WHAT THE EXERCISE ASKS:
Copy the data word for word, keeping every line.

(Data items)
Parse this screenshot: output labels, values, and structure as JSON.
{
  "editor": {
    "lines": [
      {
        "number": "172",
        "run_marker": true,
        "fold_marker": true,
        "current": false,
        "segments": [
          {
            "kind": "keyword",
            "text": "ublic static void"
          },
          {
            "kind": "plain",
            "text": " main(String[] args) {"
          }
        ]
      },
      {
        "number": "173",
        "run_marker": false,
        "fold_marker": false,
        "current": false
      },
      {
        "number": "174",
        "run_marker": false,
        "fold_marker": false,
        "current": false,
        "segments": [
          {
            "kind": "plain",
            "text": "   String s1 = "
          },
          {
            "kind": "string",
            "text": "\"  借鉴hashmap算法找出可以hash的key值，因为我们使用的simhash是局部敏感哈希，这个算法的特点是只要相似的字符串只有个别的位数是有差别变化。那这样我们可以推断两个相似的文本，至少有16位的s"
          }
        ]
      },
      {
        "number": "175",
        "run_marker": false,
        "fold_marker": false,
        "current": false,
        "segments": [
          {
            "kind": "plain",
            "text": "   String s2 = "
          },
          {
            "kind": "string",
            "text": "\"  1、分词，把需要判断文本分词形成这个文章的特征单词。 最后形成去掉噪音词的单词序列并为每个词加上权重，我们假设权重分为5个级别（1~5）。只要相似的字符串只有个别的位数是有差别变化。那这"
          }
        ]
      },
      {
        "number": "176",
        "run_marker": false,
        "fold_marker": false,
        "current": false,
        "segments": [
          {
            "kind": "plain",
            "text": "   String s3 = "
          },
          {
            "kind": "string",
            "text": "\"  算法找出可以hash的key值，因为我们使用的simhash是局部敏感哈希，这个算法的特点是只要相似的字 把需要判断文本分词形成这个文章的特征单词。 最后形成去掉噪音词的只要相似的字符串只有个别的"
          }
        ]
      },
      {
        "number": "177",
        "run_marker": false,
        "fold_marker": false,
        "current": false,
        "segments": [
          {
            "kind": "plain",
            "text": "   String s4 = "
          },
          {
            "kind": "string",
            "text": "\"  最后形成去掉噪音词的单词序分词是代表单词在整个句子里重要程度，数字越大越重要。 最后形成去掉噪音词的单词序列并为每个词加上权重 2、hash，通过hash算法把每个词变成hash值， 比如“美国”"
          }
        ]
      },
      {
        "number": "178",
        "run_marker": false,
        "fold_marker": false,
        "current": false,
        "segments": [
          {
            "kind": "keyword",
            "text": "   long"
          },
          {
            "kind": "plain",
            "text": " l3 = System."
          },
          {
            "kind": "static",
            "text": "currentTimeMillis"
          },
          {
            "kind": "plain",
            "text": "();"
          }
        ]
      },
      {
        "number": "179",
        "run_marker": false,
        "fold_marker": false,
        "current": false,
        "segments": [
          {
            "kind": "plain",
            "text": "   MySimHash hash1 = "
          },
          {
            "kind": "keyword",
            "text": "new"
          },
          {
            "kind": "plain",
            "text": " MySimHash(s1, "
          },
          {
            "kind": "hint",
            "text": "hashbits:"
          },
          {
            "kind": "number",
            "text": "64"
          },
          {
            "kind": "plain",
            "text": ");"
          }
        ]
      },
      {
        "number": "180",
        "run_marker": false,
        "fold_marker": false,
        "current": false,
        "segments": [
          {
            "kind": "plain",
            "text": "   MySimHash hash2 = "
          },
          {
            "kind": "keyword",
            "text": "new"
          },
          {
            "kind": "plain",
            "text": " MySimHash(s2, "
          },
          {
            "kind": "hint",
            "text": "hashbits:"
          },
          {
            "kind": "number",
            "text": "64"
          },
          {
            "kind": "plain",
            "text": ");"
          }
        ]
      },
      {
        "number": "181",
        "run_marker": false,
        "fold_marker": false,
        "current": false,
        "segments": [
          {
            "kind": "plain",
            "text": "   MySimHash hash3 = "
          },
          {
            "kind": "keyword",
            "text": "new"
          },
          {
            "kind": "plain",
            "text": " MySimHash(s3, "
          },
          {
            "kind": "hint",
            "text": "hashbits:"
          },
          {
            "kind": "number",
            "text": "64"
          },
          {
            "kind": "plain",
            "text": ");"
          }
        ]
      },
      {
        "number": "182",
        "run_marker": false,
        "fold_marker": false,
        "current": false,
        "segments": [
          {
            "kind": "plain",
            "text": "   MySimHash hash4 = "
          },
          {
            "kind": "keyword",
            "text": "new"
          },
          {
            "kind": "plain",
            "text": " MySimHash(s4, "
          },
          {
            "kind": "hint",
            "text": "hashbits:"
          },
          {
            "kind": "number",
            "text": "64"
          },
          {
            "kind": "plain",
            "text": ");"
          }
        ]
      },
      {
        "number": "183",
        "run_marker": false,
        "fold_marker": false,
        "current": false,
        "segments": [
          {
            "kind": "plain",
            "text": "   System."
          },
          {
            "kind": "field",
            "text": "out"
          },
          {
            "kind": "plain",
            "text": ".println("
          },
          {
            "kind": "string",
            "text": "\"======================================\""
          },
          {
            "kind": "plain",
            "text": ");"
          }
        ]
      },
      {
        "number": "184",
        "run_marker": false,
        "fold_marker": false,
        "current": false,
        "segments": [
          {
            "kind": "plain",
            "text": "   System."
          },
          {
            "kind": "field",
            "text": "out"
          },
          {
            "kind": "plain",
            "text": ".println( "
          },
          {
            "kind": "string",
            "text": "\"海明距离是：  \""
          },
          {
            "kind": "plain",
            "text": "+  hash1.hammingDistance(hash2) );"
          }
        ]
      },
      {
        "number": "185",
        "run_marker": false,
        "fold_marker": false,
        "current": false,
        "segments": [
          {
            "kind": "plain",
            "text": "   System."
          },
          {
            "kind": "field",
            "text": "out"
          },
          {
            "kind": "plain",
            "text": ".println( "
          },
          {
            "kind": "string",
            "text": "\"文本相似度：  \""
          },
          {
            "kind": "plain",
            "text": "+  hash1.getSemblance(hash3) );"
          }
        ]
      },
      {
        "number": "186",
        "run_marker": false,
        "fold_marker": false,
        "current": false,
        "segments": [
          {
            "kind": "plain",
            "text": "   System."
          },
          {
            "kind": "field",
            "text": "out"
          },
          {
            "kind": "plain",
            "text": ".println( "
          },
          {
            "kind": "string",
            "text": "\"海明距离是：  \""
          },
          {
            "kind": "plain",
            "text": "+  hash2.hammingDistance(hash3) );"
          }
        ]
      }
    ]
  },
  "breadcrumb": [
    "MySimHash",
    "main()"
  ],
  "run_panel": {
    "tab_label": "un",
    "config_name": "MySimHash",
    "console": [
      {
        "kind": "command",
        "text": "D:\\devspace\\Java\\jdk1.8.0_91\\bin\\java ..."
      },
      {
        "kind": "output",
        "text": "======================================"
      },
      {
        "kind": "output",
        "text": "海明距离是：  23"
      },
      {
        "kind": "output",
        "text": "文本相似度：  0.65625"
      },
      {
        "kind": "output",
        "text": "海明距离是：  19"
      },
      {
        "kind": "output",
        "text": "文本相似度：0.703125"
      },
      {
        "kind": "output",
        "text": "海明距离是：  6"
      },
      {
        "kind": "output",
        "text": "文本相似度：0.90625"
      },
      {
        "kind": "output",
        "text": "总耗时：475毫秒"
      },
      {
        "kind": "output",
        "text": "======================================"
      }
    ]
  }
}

EXERCISE RESULT:
Parse this screenshot: output labels, values, and structure as JSON.
{
  "editor": {
    "lines": [
      {
        "number": "172",
        "run_marker": true,
        "fold_marker": true,
        "current": false,
        "segments": [
          {
            "kind": "keyword",
            "text": "ublic static void"
          },
          {
            "kind": "plain",
            "text": " main(String[] args) {"
          }
        ]
      },
      {
        "number": "173",
        "run_marker": false,
        "fold_marker": false,
        "current": false
      },
      {
        "number": "174",
        "run_marker": false,
        "fold_marker": false,
        "current": false,
        "segments": [
          {
            "kind": "plain",
            "text": "   String s1 = "
          },
          {
            "kind": "string",
            "text": "\"  借鉴hashmap算法找出可以hash的key值，因为我们使用的simhash是局部敏感哈希，这个算法的特点是只要相似的字符串只有个别的位数是有差别变化。那这样我们可以推断两个相似的文本，至少有16位的s"
          }
        ]
      },
      {
        "number": "175",
        "run_marker": false,
        "fold_marker": false,
        "current": false,
        "segments": [
          {
            "kind": "plain",
            "text": "   String s2 = "
          },
          {
            "kind": "string",
            "text": "\"  1、分词，把需要判断文本分词形成这个文章的特征单词。 最后形成去掉噪音词的单词序列并为每个词加上权重，我们假设权重分为5个级别（1~5）。只要相似的字符串只有个别的位数是有差别变化。那这"
          }
        ]
      },
      {
        "number": "176",
        "run_marker": false,
        "fold_marker": false,
        "current": false,
        "segments": [
          {
            "kind": "plain",
            "text": "   String s3 = "
          },
          {
            "kind": "string",
            "text": "\"  算法找出可以hash的key值，因为我们使用的simhash是局部敏感哈希，这个算法的特点是只要相似的字 把需要判断文本分词形成这个文章的特征单词。 最后形成去掉噪音词的只要相似的字符串只有个别的"
          }
        ]
      },
      {
        "number": "177",
        "run_marker": false,
        "fold_marker": false,
        "current": false,
        "segments": [
          {
            "kind": "plain",
            "text": "   String s4 = "
          },
          {
            "kind": "string",
            "text": "\"  最后形成去掉噪音词的单词序分词是代表单词在整个句子里重要程度，数字越大越重要。 最后形成去掉噪音词的单词序列并为每个词加上权重 2、hash，通过hash算法把每个词变成hash值， 比如“美国”"
          }
        ]
      },
      {
        "number": "178",
        "run_marker": false,
        "fold_marker": false,
        "current": false,
        "segments": [
          {
            "kind": "keyword",
            "text": "   long"
          },
          {
            "kind": "plain",
            "text": " l3 = System."
          },
          {
            "kind": "static",
            "text": "currentTimeMillis"
          },
          {
            "kind": "plain",
            "text": "();"
          }
        ]
      },
      {
        "number": "179",
        "run_marker": false,
        "fold_marker": false,
        "current": false,
        "segments": [
          {
            "kind": "plain",
            "text": "   MySimHash hash1 = "
          },
          {
            "kind": "keyword",
            "text": "new"
          },
          {
            "kind": "plain",
            "text": " MySimHash(s1, "
          },
          {
            "kind": "hint",
            "text": "hashbits:"
          },
          {
            "kind": "number",
            "text": "64"
          },
          {
            "kind": "plain",
            "text": ");"
          }
        ]
      },
      {
        "number": "180",
        "run_marker": false,
        "fold_marker": false,
        "current": false,
        "segments": [
          {
            "kind": "plain",
            "text": "   MySimHash hash2 = "
          },
          {
            "kind": "keyword",
            "text": "new"
          },
          {
            "kind": "plain",
            "text": " MySimHash(s2, "
          },
          {
            "kind": "hint",
            "text": "hashbits:"
          },
          {
            "kind": "number",
            "text": "64"
          },
          {
            "kind": "plain",
            "text": ");"
          }
        ]
      },
      {
        "number": "181",
        "run_marker": false,
        "fold_marker": false,
        "current": false,
        "segments": [
          {
            "kind": "plain",
            "text": "   MySimHash hash3 = "
          },
          {
            "kind": "keyword",
            "text": "new"
          },
          {
            "kind": "plain",
            "text": " MySimHash(s3, "
          },
          {
            "kind": "hint",
            "text": "hashbits:"
          },
          {
            "kind": "number",
            "text": "64"
          },
          {
            "kind": "plain",
            "text": ");"
          }
        ]
      },
      {
        "number": "182",
        "run_marker": false,
        "fold_marker": false,
        "current": false,
        "segments": [
          {
            "kind": "plain",
            "text": "   MySimHash hash4 = "
          },
          {
            "kind": "keyword",
            "text": "new"
          },
          {
            "kind": "plain",
            "text": " MySimHash(s4, "
          },
          {
            "kind": "hint",
            "text": "hashbits:"
          },
          {
            "kind": "number",
            "text": "64"
          },
          {
            "kind": "plain",
            "text": ");"
          }
        ]
      },
      {
        "number": "183",
        "run_marker": false,
        "fold_marker": false,
        "current": false,
        "segments": [
          {
            "kind": "plain",
            "text": "   System."
          },
          {
            "kind": "field",
            "text": "out"
          },
          {
            "kind": "plain",
            "text": ".println("
          },
          {
            "kind": "string",
            "text": "\"======================================\""
          },
          {
            "kind": "plain",
            "text": ");"
          }
        ]
      },
      {
        "number": "184",
        "run_marker": false,
        "fold_marker": false,
        "current": false,
        "segments": [
          {
            "kind": "plain",
            "text": "   System."
          },
          {
            "kind": "field",
            "text": "out"
          },
          {
            "kind": "plain",
            "text": ".println( "
          },
          {
            "kind": "string",
            "text": "\"海明距离是：  \""
          },
          {
            "kind": "plain",
            "text": "+  hash1.hammingDistance(hash2) );"
          }
        ]
      },
      {
        "number": "185",
        "run_marker": false,
        "fold_marker": false,
        "current": false,
        "segments": [
          {
            "kind": "plain",
            "text": "   System."
          },
          {
            "kind": "field",
            "text": "out"
          },
          {
            "kind": "plain",
            "text": ".println( "
          },
          {
            "kind": "string",
            "text": "\"文本相似度：  \""
          },
          {
            "kind": "plain",
            "text": "+  hash1.getSemblance(hash3) );"
          }
        ]
      },
      {
        "number": "186",
        "run_marker": false,
        "fold_marker": false,
        "current": false,
        "segments": [
          {
            "kind": "plain",
            "text": "   System."
          },
          {
            "kind": "field",
            "text": "out"
          },
          {
            "kind": "plain",
            "text": ".println( "
          },
          {
            "kind": "string",
            "text": "\"海明距离是：  \""
          },
          {
            "kind": "plain",
            "text": "+  hash2.hammingDistance(hash3) );"
          }
        ]
      }
    ]
  },
  "breadcrumb": [
    "MySimHash",
    "main()"
  ],
  "run_panel": {
    "tab_label": "un",
    "config_name": "MySimHash",
    "console": [
      {
        "kind": "command",
        "text": "D:\\devspace\\Java\\jdk1.8.0_91\\bin\\java ..."
      },
      {
        "kind": "output",
        "text": "======================================"
      },
      {
        "kind": "output",
        "text": "海明距离是：  23"
      },
      {
        "kind": "output",
        "text": "文本相似度：  0.65625"
      },
      {
        "kind": "output",
        "text": "海明距离是：  19"
      },
      {
        "kind": "output",
        "text": "文本相似度：0.703125"
      },
      {
        "kind": "output",
        "text": "海明距离是：  6"
      },
      {
        "kind": "output",
        "text": "文本相似度：0.90625"
      },
      {
        "kind": "output",
        "text": "总耗时：475毫秒"
      },
      {
        "kind": "output",
        "text": "======================================"
      }
    ]
  }
}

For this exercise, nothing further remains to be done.